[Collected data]
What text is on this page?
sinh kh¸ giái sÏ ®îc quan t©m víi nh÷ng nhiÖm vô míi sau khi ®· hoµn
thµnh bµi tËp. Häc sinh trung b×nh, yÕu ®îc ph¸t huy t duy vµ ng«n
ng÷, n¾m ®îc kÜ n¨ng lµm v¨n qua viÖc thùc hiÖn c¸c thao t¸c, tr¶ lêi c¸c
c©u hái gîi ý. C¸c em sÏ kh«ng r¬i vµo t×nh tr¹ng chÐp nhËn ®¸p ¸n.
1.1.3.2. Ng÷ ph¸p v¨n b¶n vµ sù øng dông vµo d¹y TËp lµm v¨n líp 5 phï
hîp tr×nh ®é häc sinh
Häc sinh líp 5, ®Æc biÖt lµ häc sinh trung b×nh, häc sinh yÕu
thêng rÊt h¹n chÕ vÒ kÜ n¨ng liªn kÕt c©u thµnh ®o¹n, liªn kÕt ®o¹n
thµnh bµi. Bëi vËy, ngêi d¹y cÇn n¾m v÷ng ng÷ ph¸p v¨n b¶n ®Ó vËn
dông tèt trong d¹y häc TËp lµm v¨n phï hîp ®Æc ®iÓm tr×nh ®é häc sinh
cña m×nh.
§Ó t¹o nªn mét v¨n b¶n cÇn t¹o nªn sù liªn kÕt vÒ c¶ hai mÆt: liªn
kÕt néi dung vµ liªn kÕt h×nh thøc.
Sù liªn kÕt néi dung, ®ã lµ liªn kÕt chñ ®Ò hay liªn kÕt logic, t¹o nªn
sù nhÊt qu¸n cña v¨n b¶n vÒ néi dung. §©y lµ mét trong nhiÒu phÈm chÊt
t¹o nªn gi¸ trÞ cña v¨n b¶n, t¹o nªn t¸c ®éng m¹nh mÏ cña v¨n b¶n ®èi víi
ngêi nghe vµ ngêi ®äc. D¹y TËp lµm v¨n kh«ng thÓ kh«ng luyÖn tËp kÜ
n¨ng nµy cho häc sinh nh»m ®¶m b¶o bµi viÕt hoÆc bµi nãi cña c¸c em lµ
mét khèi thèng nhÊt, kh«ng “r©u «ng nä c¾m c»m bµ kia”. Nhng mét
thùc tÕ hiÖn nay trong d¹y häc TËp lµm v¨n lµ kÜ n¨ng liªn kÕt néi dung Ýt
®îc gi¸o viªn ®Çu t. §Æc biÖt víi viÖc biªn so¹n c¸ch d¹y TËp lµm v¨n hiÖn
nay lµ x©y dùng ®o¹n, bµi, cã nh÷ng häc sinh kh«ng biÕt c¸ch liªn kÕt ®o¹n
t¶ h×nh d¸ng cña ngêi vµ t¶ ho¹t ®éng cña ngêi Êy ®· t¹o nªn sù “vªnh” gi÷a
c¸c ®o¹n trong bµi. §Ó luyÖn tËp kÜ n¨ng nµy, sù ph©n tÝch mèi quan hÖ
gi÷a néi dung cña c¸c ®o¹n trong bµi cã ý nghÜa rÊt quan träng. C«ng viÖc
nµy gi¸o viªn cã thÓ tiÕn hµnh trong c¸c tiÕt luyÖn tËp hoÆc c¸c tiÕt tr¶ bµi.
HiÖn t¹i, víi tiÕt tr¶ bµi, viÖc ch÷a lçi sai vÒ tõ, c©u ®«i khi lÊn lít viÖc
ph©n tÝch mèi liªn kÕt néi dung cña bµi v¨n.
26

Aim of the exercise: Tally the lines holding the string "nhÊt" and give only the count.

Task solution: 2